━━━ MATERIAL TO PROCESS

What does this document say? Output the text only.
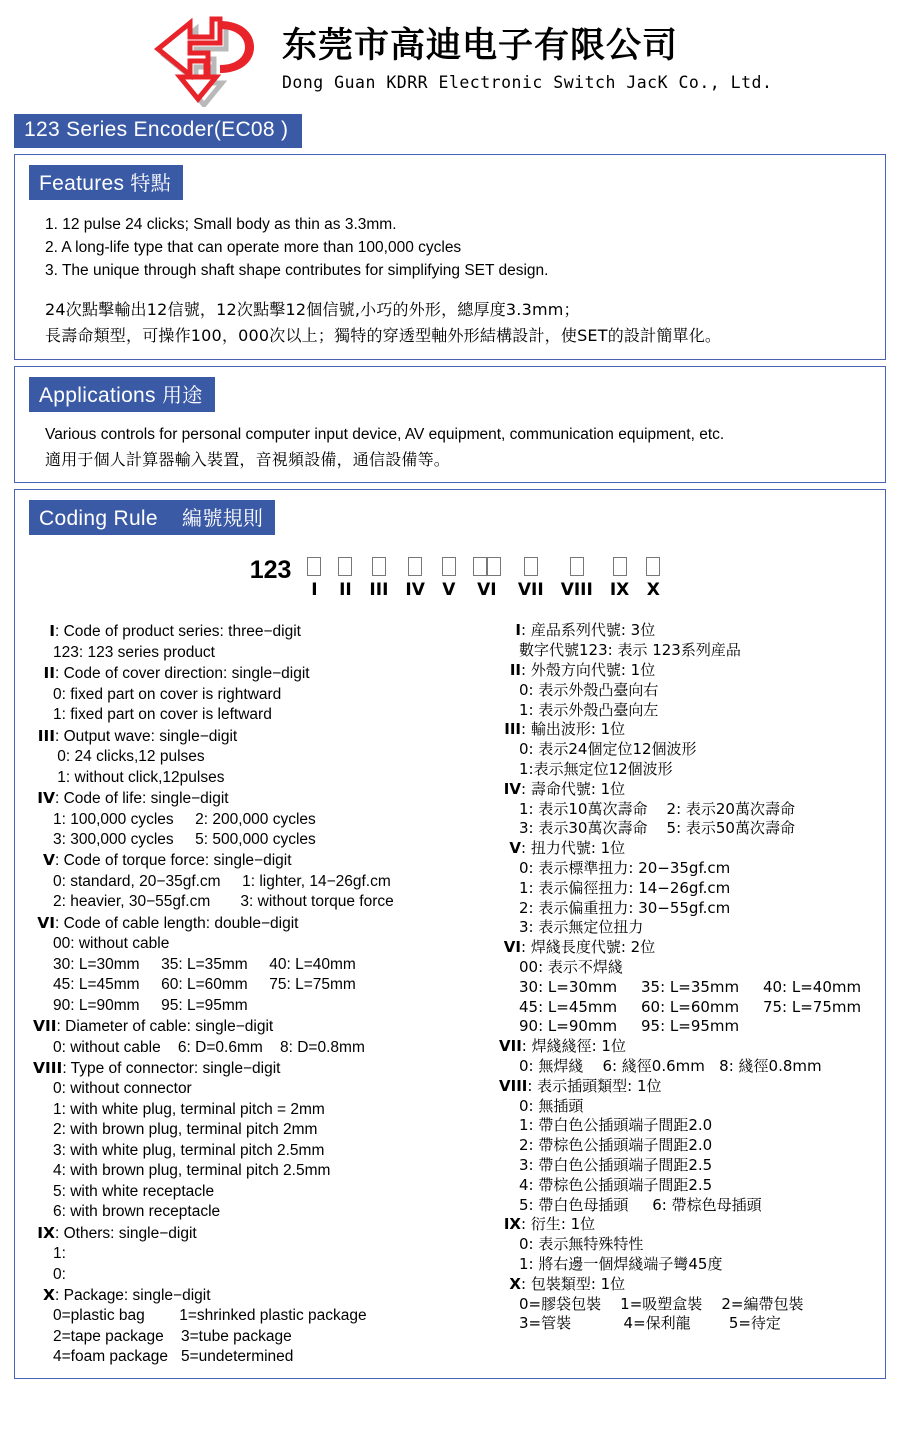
东莞市高迪电子有限公司
Dong Guan KDRR Electronic Switch JacK Co., Ltd.
123 Series Encoder(EC08 )
Features 特點
1. 12 pulse 24 clicks; Small body as thin as 3.3mm.
2. A long-life type that can operate more than 100,000 cycles
3. The unique through shaft shape contributes for simplifying SET design.
24次點擊輸出12信號，12次點擊12個信號,小巧的外形，總厚度3.3mm；
長壽命類型，可操作100，000次以上；獨特的穿透型軸外形結構設計，使SET的設計簡單化。
Applications 用途
Various controls for personal computer input device, AV equipment, communication equipment, etc.
適用于個人計算器輸入裝置，音視頻設備，通信設備等。
Coding Rule 編號規則
123
I II III IV V VI VII VIII IX X
I: Code of product series: three−digit
123: 123 series product
II: Code of cover direction: single−digit
0: fixed part on cover is rightward
1: fixed part on cover is leftward
III: Output wave: single−digit
0: 24 clicks,12 pulses
1: without click,12pulses
IV: Code of life: single−digit
1: 100,000 cycles     2: 200,000 cycles
3: 300,000 cycles     5: 500,000 cycles
V: Code of torque force: single−digit
0: standard, 20−35gf.cm     1: lighter, 14−26gf.cm
2: heavier, 30−55gf.cm       3: without torque force
VI: Code of cable length: double−digit
00: without cable
30: L=30mm     35: L=35mm     40: L=40mm
45: L=45mm     60: L=60mm     75: L=75mm
90: L=90mm     95: L=95mm
VII: Diameter of cable: single−digit
0: without cable    6: D=0.6mm    8: D=0.8mm
VIII: Type of connector: single−digit
0: without connector
1: with white plug, terminal pitch = 2mm
2: with brown plug, terminal pitch 2mm
3: with white plug, terminal pitch 2.5mm
4: with brown plug, terminal pitch 2.5mm
5: with white receptacle
6: with brown receptacle
IX: Others: single−digit
1:
0:
X: Package: single−digit
0=plastic bag        1=shrinked plastic package
2=tape package    3=tube package
4=foam package   5=undetermined
I: 産品系列代號: 3位
數字代號123: 表示 123系列産品
II: 外殼方向代號: 1位
0: 表示外殼凸臺向右
1: 表示外殼凸臺向左
III: 輸出波形: 1位
0: 表示24個定位12個波形
1:表示無定位12個波形
IV: 壽命代號: 1位
1: 表示10萬次壽命    2: 表示20萬次壽命
3: 表示30萬次壽命    5: 表示50萬次壽命
V: 扭力代號: 1位
0: 表示標準扭力: 20−35gf.cm
1: 表示偏徑扭力: 14−26gf.cm
2: 表示偏重扭力: 30−55gf.cm
3: 表示無定位扭力
VI: 焊綫長度代號: 2位
00: 表示不焊綫
30: L=30mm     35: L=35mm     40: L=40mm
45: L=45mm     60: L=60mm     75: L=75mm
90: L=90mm     95: L=95mm
VII: 焊綫綫徑: 1位
0: 無焊綫    6: 綫徑0.6mm   8: 綫徑0.8mm
VIII: 表示插頭類型: 1位
0: 無插頭
1: 帶白色公插頭端子間距2.0
2: 帶棕色公插頭端子間距2.0
3: 帶白色公插頭端子間距2.5
4: 帶棕色公插頭端子間距2.5
5: 帶白色母插頭     6: 帶棕色母插頭
IX: 衍生: 1位
0: 表示無特殊特性
1: 將右邊一個焊綫端子彎45度
X: 包裝類型: 1位
0=膠袋包裝    1=吸塑盒裝    2=編帶包裝
3=管裝           4=保利龍        5=待定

━━━━━━

JOB:
Look above for lines with the word "single" and copy them all.

FULL ANSWER:
II: Code of cover direction: single−digit
III: Output wave: single−digit
IV: Code of life: single−digit
V: Code of torque force: single−digit
VII: Diameter of cable: single−digit
VIII: Type of connector: single−digit
IX: Others: single−digit
X: Package: single−digit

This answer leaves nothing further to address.